Count every line that has the word "wait" in it; give no more than the number.
Begin PROVIDED DATA
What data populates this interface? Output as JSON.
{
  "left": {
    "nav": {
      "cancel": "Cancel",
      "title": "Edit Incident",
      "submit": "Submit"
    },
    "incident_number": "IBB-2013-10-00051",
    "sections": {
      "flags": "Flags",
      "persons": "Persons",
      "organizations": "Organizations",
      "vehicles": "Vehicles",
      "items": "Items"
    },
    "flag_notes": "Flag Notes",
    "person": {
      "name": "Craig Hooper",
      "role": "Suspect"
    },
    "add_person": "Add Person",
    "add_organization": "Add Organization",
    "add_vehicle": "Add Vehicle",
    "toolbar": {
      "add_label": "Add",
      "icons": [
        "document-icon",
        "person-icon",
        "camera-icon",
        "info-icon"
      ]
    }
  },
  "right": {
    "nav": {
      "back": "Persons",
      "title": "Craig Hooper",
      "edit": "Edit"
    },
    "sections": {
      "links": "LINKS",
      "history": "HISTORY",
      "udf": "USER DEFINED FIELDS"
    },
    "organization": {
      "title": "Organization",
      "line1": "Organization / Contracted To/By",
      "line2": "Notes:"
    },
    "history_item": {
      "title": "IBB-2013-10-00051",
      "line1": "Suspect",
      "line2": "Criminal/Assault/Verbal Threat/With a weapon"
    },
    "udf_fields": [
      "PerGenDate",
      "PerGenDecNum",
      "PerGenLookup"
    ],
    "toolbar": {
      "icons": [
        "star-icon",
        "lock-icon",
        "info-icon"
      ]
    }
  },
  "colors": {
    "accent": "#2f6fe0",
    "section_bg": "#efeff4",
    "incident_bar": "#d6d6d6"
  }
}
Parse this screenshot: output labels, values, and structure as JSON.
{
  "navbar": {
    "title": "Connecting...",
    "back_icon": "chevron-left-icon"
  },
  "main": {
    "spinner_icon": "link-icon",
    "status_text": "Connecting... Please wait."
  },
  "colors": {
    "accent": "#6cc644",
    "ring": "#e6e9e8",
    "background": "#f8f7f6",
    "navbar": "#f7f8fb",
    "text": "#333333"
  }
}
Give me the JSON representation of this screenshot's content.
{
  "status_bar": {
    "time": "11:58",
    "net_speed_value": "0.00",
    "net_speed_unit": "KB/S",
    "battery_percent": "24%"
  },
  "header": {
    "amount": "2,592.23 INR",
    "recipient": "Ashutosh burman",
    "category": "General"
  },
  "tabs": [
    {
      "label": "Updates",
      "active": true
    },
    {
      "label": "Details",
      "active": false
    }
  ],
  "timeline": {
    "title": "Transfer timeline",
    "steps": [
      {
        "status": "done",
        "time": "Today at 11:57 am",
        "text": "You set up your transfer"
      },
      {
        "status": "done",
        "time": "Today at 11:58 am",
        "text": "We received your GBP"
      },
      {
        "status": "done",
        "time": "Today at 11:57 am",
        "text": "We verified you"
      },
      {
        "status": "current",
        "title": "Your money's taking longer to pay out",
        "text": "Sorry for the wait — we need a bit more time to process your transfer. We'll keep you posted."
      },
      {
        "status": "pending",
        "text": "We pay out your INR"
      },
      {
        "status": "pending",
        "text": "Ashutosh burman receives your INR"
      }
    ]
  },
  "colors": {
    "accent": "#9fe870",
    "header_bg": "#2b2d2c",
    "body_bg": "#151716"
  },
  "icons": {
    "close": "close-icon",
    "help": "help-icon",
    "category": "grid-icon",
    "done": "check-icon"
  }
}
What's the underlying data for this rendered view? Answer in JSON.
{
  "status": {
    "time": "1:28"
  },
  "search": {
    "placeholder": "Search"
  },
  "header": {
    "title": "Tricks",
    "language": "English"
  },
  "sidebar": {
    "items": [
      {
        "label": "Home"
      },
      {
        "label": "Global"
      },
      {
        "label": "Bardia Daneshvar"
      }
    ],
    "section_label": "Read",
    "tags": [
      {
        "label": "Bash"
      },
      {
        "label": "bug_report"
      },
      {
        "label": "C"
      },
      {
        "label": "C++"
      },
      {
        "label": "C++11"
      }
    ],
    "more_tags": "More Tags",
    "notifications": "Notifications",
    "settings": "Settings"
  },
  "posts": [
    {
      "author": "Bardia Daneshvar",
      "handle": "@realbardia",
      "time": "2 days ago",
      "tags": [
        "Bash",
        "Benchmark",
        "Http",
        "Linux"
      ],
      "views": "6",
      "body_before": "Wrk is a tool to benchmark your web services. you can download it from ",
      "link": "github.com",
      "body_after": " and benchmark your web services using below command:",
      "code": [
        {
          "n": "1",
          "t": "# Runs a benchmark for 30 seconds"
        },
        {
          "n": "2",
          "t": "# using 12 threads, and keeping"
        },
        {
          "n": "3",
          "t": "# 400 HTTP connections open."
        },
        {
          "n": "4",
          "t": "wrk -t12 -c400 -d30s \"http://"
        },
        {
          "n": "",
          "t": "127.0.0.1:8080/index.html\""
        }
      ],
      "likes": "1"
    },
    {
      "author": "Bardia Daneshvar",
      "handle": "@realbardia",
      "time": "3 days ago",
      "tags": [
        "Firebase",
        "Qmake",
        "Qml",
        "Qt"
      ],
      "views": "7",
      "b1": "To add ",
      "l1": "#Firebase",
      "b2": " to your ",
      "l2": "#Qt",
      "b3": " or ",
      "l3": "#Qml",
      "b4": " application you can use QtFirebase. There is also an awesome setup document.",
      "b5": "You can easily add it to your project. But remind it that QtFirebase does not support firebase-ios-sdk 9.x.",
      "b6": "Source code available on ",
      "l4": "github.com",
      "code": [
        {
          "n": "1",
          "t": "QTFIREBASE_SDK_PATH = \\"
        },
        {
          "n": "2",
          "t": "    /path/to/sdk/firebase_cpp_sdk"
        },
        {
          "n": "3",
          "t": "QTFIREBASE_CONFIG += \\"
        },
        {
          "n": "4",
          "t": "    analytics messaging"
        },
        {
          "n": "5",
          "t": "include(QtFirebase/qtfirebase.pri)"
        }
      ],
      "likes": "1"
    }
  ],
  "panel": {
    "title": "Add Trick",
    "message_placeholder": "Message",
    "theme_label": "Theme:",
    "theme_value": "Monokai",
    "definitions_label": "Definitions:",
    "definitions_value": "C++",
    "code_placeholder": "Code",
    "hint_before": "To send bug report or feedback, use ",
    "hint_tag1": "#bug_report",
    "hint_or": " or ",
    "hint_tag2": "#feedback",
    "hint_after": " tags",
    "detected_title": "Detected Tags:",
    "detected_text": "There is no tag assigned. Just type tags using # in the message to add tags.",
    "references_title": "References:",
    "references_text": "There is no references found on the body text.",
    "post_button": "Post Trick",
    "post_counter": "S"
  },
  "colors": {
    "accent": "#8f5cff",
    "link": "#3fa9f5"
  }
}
End PROVIDED DATA
TASK RESPONSE: 2